Lift out each line of the data that holds "JSON".

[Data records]

────────

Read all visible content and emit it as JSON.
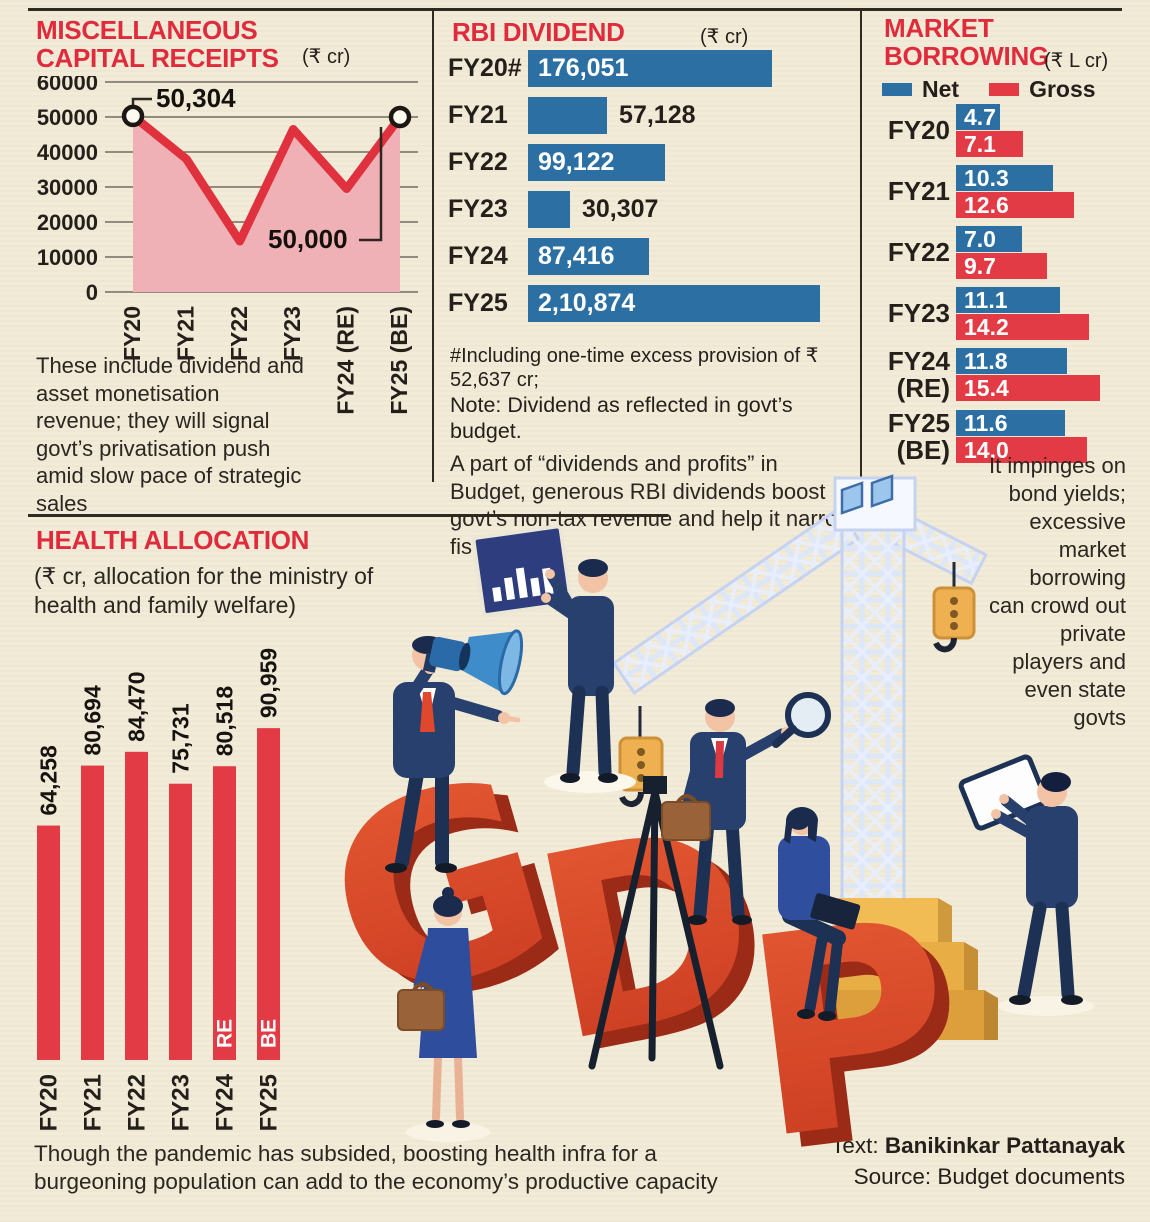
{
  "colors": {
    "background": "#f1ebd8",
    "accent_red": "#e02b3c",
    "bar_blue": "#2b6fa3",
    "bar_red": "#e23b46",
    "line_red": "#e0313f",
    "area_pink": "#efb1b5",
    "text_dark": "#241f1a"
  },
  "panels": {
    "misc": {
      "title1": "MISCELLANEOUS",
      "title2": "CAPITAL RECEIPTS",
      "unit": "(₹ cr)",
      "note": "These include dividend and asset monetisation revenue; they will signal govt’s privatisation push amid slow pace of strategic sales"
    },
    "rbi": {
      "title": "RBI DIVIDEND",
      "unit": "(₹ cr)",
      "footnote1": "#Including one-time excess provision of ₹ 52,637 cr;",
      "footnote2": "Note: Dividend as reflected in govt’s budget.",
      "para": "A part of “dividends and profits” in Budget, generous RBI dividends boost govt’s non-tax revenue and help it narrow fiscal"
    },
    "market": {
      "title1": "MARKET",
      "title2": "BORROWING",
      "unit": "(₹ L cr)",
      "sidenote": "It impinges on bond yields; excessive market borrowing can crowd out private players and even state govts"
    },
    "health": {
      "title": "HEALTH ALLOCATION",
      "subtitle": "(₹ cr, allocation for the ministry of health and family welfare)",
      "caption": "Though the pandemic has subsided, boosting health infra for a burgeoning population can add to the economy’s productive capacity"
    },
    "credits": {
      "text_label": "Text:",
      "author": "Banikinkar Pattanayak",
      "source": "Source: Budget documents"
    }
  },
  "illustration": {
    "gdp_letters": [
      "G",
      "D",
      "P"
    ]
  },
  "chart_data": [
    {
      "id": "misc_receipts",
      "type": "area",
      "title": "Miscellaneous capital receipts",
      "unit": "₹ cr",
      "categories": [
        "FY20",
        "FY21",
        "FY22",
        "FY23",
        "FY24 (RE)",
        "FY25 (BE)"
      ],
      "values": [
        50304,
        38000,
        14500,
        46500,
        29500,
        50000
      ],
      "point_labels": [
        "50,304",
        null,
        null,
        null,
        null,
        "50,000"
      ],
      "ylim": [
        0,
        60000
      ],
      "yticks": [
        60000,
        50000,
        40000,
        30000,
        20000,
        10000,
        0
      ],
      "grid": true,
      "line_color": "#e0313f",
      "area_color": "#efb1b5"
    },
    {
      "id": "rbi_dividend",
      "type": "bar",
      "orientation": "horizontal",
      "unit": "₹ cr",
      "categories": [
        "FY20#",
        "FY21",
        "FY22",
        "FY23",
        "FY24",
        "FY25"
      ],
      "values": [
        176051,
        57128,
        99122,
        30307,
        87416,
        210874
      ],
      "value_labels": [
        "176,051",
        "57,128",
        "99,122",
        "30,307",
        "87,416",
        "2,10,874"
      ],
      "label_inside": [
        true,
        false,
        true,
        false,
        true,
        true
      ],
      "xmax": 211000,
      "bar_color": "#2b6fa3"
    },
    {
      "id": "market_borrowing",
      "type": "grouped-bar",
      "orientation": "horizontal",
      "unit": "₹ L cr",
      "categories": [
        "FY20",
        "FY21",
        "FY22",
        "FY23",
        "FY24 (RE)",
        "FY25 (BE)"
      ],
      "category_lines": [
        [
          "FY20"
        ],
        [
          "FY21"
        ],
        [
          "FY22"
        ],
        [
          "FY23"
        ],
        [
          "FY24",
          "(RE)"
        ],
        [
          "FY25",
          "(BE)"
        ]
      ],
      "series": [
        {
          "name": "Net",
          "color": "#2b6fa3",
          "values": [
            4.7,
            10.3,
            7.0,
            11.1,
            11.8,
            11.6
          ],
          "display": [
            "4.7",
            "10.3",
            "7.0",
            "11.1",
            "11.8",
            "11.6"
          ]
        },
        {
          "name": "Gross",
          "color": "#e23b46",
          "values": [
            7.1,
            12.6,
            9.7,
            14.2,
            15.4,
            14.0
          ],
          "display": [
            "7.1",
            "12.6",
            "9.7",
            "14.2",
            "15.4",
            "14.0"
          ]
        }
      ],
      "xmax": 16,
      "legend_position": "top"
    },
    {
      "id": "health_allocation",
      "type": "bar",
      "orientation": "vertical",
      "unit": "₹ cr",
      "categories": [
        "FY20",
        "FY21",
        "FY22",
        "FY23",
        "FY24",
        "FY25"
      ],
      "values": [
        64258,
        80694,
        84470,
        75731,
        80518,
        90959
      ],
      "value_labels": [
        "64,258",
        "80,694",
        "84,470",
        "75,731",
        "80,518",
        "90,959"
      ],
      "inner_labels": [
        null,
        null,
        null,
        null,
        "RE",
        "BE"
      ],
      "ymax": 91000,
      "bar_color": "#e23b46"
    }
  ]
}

────────

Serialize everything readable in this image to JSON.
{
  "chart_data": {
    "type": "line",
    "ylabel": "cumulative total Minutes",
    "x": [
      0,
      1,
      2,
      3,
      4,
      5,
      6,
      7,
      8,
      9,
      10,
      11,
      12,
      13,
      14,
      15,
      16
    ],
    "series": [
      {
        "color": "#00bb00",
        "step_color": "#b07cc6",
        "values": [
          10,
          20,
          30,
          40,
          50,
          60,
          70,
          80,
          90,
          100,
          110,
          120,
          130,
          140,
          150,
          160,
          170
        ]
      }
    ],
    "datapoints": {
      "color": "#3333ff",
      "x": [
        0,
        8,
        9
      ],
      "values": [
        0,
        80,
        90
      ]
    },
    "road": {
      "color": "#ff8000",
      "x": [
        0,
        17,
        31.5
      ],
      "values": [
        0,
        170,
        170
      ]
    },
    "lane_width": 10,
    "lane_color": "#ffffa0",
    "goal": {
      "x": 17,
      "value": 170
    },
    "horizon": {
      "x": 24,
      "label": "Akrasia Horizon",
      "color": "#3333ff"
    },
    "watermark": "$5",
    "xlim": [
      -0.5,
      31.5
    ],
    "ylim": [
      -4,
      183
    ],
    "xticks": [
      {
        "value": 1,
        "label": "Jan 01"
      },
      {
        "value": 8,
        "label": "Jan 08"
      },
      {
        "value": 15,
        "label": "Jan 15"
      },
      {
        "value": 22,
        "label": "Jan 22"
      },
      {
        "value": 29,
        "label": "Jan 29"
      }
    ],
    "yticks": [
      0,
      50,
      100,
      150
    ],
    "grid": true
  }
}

────────

[EXERCISE OUTPUT]
Read all visible content and emit it as JSON.
Serialize everything readable in this image to JSON.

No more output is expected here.